*TASK INPUTS:*
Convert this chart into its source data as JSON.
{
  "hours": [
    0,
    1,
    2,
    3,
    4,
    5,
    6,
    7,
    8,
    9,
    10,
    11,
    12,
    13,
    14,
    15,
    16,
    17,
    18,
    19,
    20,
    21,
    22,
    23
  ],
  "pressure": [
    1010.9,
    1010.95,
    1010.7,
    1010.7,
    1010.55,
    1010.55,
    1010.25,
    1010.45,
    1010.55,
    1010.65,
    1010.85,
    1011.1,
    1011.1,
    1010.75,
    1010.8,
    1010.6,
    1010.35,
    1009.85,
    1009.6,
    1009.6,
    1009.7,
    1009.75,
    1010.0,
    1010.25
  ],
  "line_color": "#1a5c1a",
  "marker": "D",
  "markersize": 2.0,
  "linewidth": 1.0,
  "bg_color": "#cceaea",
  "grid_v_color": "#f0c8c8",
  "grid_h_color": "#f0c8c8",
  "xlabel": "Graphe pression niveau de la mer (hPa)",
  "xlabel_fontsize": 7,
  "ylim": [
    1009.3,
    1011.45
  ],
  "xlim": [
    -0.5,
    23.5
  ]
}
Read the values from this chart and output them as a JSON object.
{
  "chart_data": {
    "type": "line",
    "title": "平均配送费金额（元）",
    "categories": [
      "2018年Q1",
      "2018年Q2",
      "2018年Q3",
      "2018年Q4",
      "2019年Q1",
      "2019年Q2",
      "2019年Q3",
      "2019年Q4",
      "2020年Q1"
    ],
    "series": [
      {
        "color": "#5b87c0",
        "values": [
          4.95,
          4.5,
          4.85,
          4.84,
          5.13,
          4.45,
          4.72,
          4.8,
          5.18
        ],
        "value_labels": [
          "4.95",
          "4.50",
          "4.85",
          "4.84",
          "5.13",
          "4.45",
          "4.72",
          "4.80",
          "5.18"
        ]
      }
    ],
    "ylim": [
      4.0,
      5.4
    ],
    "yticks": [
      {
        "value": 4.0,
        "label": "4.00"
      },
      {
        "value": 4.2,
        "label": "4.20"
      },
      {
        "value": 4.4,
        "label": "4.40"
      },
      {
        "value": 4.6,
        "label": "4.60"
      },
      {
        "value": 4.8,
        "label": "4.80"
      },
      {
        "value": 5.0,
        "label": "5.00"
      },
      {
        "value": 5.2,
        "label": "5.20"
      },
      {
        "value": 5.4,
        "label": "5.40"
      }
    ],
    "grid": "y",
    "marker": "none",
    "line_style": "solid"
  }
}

*STATED TASK:* Track down every line holding the string "values" and copy it.

*REPLY:*
Read the values from this chart and output them as a JSON object.
        "values": [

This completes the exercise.